Kalijaga.co – Affandi Koesoema, atau yang akrab disapa Affandi, adalah seorang maestro lukis yang namanya terkenal tak hanya di Indonesia, tapi juga di kancah internasional. Pelukis yang beraliran ekspresionisme ini terkenal berkat produktifitasnya yang telah menghasilkan lebih dari 2.000 lukisan. Lukisan-lukisan itu yang kemudian menceritakan kepada generasi saat ini tentang sosok Affandi beserta gagasan-gagasannya.
Keinginan Affandi dalam melukis sudah berkecambah sedari ia masih remaja. Baginya, melukis bukan hanya ketika musim pameran saja, melainkan ia menganggap melukis ibarat kebutuhan yang harus terus dipenuhi.
Dedi Sutama, seorang karyawan Museum Affandi yang sudah bekerja disana sejak 1970, menjelaskan bahwa dalam melukis, Affandi lebih memprioritaskan ranjau emosi dan nalurinya. Ia berusaha mengekspersikan perasaannya dalam setiap goresan cat lukis.
“Kayak orang seneng makan, kalau gak makan pasti ngerasa laper. Dia juga gitu, kalau gak ngelukis itu rasanya gimana gitu. Jadi kalau ada kejadian-kejadian itu dia curahkan emosinya di dalam karya lukisannya,” ujar Dedi.

---*---

### Instruksi Tertulis
Sunting bagian teks tentang Affandi, mulai dari kata-kata yang memuat "Kalijaga.co – Affandi" dan berhenti setelah "goresan cat lukis.", lalu tulis ulang bagian itu dengan "maestro lukis" diganti menjadi "seniman lukis". Item-item berikut tidak berperan apa pun di sini.

---*---

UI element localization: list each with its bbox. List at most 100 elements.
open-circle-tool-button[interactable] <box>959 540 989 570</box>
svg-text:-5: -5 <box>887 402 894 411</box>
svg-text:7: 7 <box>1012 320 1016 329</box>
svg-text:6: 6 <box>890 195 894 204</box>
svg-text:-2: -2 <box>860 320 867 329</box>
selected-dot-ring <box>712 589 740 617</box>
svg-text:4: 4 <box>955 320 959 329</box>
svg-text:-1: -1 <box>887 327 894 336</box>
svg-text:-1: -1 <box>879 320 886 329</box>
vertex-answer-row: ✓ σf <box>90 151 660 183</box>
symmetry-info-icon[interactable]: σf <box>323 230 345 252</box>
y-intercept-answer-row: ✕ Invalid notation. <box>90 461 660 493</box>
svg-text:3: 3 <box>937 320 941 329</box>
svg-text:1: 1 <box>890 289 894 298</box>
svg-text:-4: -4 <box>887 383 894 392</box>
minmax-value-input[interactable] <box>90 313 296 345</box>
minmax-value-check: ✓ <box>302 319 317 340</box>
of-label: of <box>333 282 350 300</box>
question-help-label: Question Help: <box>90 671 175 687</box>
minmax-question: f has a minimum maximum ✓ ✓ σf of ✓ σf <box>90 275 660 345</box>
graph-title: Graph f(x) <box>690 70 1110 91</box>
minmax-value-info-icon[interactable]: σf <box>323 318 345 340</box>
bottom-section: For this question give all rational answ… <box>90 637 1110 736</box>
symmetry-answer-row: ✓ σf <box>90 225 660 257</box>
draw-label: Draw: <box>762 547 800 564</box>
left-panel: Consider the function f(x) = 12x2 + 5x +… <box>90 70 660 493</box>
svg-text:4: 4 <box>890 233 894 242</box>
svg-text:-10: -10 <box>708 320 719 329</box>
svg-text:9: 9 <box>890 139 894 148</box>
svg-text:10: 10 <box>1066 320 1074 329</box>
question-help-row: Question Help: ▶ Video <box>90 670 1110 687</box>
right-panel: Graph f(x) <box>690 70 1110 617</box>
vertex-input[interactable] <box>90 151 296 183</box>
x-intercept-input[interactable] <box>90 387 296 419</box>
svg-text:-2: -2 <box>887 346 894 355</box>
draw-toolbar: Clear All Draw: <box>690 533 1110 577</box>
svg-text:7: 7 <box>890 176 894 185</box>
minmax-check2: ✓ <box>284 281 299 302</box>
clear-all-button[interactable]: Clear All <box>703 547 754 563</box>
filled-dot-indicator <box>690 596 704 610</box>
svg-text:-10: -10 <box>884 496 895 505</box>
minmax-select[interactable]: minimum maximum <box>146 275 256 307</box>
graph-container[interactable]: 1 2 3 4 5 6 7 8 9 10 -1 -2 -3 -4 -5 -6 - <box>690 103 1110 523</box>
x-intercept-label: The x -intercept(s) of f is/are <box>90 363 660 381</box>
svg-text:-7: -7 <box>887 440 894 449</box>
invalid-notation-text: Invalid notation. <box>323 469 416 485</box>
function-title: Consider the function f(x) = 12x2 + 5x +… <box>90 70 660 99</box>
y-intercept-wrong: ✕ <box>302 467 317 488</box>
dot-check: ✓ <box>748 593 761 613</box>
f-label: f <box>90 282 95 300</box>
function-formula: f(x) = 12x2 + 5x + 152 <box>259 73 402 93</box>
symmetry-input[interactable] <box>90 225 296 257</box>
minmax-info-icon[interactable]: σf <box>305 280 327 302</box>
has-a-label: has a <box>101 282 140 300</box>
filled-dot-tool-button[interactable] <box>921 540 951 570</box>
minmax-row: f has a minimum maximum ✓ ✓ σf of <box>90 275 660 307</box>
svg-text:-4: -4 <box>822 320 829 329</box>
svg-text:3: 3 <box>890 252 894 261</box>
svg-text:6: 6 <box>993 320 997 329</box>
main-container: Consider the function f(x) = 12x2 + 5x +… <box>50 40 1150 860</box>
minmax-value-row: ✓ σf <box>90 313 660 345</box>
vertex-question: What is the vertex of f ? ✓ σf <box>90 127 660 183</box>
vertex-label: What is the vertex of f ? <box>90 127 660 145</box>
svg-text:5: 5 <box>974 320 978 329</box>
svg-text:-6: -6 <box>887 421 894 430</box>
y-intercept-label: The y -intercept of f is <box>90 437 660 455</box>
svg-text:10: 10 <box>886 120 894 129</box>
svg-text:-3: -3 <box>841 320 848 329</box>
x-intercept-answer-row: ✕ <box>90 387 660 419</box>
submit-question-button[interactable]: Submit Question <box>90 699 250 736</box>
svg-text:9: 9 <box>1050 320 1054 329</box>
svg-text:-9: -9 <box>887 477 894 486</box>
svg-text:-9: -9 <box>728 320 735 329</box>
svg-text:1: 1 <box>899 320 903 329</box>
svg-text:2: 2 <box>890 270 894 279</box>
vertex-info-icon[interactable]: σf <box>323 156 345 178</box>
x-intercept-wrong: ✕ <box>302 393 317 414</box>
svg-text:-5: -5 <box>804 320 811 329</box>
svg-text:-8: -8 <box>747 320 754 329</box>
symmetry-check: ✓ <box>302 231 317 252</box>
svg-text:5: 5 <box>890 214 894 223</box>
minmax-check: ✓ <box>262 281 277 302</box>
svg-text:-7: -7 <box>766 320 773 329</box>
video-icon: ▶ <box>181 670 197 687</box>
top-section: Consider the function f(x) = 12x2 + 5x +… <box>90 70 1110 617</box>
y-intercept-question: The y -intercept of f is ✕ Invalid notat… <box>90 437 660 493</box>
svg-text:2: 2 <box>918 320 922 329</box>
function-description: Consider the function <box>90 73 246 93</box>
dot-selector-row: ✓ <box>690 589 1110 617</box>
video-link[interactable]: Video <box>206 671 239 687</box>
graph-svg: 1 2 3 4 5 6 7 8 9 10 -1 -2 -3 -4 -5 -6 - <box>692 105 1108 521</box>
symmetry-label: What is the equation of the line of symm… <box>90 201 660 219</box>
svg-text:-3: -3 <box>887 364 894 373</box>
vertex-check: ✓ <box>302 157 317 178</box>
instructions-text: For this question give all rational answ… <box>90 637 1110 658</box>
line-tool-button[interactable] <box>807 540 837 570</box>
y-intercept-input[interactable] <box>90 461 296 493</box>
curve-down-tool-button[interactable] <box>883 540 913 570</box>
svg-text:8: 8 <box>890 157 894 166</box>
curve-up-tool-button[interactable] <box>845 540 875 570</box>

---*---

### Jawaban Latihan
Kalijaga.co – Affandi Koesoema, atau yang akrab disapa Affandi, adalah seorang seniman lukis yang namanya terkenal tak hanya di Indonesia, tapi juga di kancah internasional. Pelukis yang beraliran ekspresionisme ini terkenal berkat produktifitasnya yang telah menghasilkan lebih dari 2.000 lukisan. Lukisan-lukisan itu yang kemudian menceritakan kepada generasi saat ini tentang sosok Affandi beserta gagasan-gagasannya.
Keinginan Affandi dalam melukis sudah berkecambah sedari ia masih remaja. Baginya, melukis bukan hanya ketika musim pameran saja, melainkan ia menganggap melukis ibarat kebutuhan yang harus terus dipenuhi.
Dedi Sutama, seorang karyawan Museum Affandi yang sudah bekerja disana sejak 1970, menjelaskan bahwa dalam melukis, Affandi lebih memprioritaskan ranjau emosi dan nalurinya. Ia berusaha mengekspersikan perasaannya dalam setiap goresan cat lukis.